* [Set task]:
Extract each line where the string "name" shows up.

* [Source data]:
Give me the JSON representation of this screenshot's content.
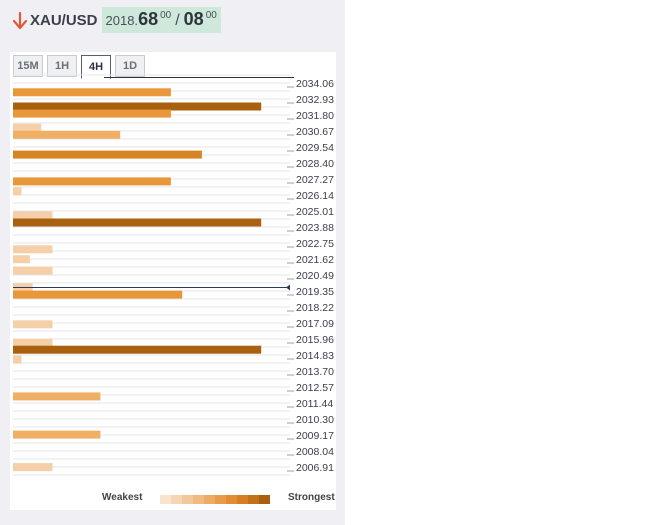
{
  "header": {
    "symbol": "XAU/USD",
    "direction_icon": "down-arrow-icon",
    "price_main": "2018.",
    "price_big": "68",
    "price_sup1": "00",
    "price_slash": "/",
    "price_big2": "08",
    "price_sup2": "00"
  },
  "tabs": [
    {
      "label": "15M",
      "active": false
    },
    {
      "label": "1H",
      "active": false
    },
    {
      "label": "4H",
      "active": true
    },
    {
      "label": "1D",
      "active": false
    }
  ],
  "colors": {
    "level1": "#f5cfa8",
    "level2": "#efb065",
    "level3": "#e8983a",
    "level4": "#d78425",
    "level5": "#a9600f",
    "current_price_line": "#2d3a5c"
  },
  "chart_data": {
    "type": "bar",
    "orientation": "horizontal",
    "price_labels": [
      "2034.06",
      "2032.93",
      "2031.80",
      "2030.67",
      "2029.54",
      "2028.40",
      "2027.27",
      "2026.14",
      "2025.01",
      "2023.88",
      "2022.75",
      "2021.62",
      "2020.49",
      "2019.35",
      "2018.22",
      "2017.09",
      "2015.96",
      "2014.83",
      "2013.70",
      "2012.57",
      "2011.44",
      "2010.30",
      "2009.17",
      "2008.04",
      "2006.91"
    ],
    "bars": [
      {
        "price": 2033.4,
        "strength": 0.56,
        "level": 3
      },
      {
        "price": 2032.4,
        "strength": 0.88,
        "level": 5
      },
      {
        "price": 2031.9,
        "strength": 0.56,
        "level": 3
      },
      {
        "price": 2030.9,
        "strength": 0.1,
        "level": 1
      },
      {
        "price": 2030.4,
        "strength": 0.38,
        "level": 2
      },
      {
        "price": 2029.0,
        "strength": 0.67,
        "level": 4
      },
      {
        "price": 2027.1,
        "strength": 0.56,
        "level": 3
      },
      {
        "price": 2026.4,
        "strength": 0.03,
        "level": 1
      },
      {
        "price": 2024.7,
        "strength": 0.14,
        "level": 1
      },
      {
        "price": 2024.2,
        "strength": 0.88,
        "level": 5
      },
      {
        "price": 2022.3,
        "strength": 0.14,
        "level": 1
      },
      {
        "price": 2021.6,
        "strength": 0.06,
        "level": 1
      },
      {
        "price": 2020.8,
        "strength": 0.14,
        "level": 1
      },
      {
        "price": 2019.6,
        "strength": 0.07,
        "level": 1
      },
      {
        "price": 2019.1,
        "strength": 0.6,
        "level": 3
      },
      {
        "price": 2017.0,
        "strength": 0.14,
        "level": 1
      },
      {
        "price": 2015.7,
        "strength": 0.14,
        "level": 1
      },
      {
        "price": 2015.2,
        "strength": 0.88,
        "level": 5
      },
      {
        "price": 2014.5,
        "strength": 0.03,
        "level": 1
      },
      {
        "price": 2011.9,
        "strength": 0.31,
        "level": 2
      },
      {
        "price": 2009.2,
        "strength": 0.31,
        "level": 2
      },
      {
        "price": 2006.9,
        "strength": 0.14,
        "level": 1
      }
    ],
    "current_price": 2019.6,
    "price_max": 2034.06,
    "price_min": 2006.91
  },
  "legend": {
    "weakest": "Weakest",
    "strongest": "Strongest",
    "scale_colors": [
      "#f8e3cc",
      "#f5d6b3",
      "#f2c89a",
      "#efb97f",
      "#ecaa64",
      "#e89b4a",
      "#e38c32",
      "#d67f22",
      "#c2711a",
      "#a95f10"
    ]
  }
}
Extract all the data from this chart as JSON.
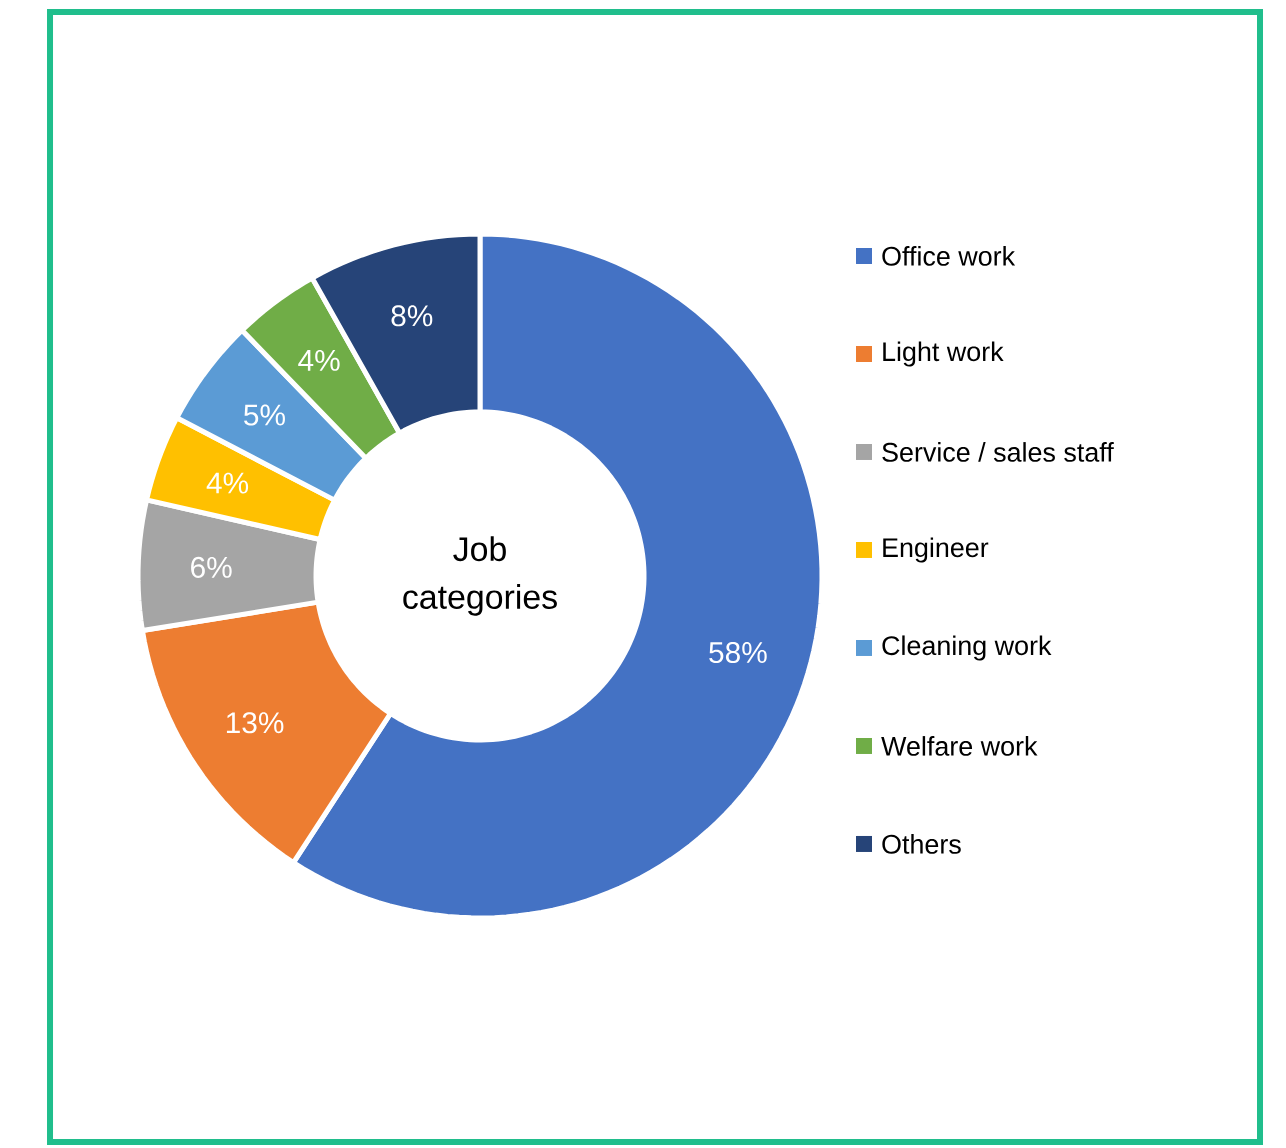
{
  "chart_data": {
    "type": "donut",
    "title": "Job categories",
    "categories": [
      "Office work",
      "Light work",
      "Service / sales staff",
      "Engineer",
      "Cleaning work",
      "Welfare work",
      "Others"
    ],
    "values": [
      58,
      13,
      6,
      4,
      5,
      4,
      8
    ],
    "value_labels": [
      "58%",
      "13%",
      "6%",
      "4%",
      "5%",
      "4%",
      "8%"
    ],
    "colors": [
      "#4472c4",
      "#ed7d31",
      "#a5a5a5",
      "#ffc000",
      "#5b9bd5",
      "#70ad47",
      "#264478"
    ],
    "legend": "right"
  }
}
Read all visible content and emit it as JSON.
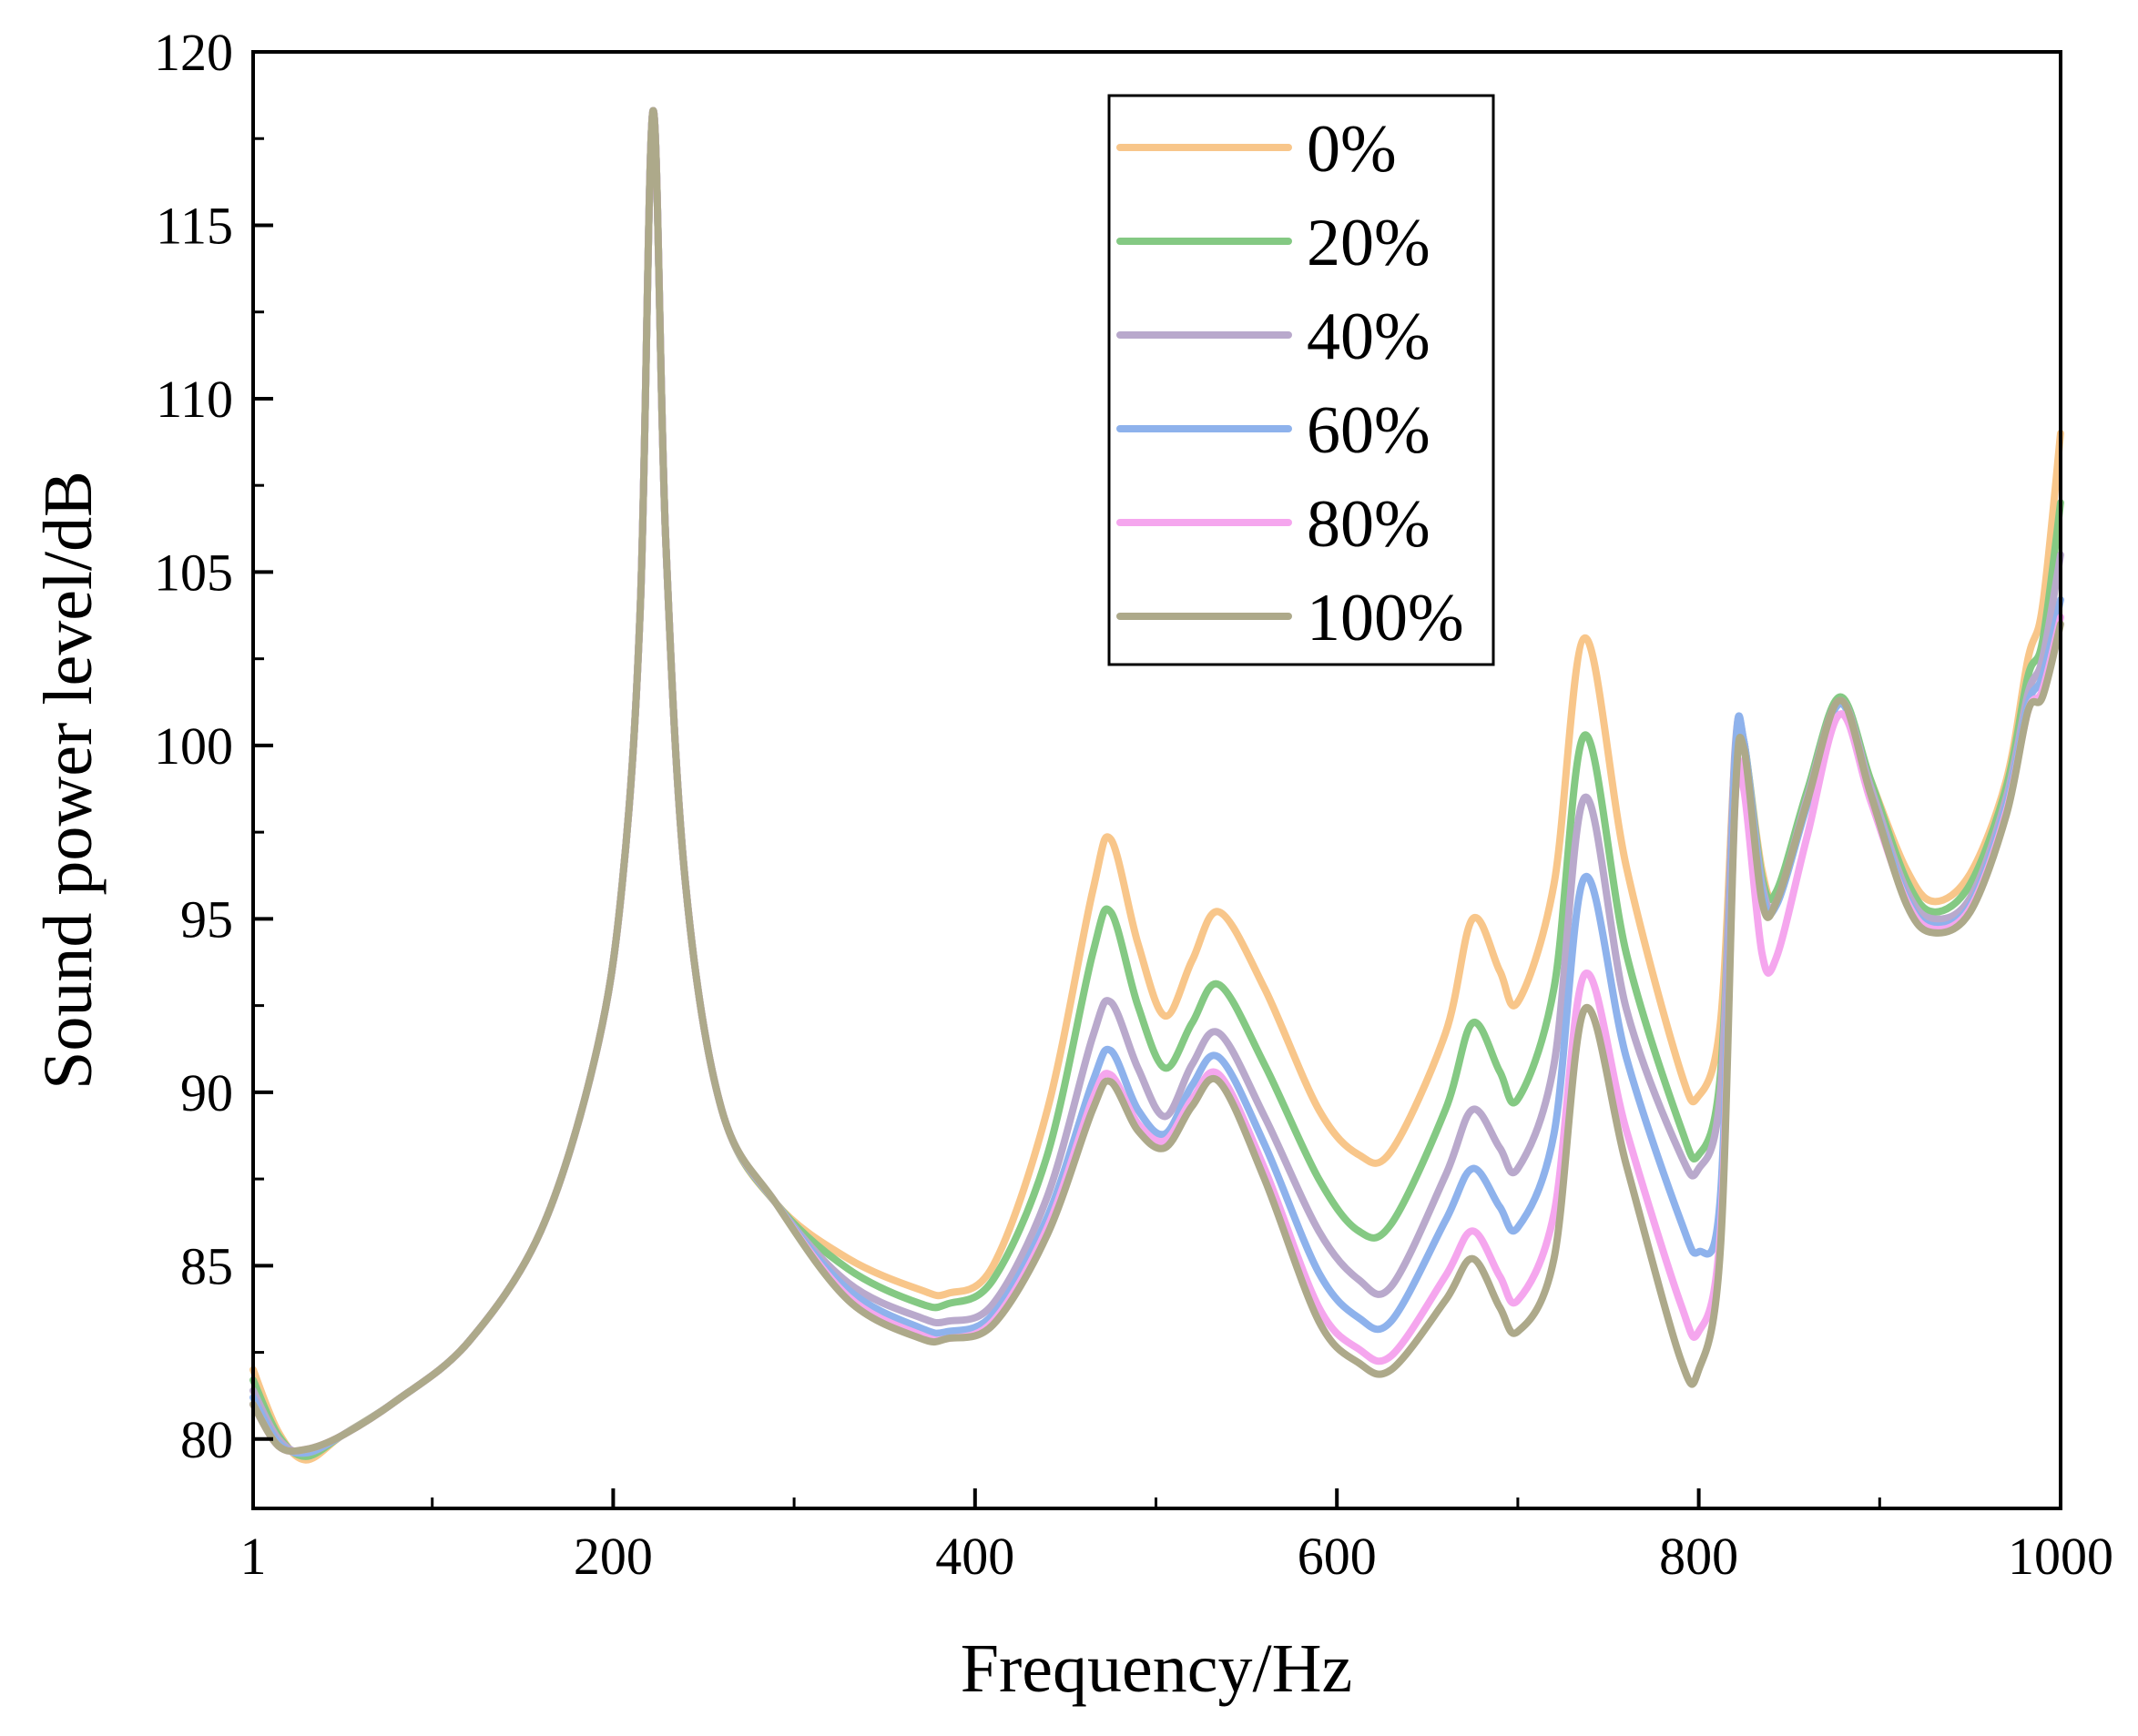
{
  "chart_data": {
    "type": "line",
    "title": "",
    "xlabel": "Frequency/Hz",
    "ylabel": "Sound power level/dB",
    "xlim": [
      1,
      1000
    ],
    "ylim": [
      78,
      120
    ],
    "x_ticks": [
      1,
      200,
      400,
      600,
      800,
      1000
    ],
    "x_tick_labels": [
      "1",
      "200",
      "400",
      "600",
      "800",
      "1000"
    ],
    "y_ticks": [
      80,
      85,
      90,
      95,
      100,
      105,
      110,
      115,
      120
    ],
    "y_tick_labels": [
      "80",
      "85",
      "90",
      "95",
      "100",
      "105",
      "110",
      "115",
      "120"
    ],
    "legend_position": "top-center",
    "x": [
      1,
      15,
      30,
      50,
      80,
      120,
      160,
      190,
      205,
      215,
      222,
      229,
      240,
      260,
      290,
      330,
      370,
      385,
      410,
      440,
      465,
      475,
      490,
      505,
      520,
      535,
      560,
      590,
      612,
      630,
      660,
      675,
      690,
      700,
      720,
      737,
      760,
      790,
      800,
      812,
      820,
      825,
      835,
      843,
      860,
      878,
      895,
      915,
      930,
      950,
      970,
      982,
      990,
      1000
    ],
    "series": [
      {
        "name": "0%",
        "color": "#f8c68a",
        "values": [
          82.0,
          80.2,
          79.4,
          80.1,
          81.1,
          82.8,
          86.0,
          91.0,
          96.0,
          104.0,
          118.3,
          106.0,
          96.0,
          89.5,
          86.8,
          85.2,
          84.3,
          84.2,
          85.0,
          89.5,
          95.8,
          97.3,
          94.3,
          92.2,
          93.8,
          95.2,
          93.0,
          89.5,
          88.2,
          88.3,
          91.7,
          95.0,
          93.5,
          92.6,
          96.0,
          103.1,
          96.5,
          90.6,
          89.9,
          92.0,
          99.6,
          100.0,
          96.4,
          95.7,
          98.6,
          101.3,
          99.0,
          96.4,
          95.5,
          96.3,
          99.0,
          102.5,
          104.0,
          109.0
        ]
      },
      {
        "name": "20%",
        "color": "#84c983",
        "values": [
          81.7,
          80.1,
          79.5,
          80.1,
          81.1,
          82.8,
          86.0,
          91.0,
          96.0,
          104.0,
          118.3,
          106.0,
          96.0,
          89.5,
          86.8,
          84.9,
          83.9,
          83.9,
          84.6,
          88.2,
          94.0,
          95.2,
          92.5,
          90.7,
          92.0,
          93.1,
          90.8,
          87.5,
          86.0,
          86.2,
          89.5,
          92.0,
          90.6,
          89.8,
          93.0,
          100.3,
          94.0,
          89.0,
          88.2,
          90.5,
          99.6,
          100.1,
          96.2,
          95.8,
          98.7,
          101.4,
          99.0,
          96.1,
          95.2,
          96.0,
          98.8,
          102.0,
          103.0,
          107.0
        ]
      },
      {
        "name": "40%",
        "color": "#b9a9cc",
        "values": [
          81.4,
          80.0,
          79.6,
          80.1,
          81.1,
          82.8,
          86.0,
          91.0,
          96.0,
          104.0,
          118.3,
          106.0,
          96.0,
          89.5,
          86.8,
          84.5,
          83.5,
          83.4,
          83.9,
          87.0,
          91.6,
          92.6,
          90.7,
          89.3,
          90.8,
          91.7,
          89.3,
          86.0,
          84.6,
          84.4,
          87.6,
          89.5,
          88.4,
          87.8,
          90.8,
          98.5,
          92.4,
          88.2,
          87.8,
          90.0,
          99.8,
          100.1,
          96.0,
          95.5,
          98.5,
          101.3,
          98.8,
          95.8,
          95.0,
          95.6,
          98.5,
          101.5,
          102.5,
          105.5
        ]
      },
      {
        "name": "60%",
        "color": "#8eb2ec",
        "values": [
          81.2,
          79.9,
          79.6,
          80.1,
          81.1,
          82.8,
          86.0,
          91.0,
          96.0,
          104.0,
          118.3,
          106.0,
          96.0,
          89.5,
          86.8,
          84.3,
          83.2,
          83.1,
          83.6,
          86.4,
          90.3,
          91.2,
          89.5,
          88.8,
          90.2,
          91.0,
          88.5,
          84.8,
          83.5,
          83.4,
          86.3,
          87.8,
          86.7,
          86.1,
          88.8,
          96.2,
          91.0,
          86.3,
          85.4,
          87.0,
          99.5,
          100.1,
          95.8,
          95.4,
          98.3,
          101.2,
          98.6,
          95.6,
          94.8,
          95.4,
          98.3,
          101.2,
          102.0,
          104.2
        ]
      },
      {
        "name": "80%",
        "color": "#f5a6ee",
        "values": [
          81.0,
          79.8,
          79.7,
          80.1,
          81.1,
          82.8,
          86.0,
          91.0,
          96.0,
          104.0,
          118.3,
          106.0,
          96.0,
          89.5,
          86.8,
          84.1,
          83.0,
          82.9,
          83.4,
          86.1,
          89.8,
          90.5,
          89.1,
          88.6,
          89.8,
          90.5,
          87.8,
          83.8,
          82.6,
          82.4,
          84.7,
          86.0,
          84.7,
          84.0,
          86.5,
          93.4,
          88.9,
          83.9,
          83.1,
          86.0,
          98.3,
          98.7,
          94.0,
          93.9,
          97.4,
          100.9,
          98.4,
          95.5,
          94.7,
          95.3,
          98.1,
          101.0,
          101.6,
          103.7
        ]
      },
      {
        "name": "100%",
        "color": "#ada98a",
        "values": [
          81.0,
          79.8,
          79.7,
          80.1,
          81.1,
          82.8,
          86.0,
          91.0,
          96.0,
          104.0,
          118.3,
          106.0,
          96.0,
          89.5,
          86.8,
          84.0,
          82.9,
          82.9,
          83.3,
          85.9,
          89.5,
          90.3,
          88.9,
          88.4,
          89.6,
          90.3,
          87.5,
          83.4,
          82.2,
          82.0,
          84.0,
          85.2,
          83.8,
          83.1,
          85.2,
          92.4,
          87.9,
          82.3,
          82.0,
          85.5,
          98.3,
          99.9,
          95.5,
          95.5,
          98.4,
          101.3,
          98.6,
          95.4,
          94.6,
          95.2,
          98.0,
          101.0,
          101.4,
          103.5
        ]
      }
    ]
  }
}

* [Answer to this problem]:
        "name": "0%",
        "name": "20%",
        "name": "40%",
        "name": "60%",
        "name": "80%",
        "name": "100%",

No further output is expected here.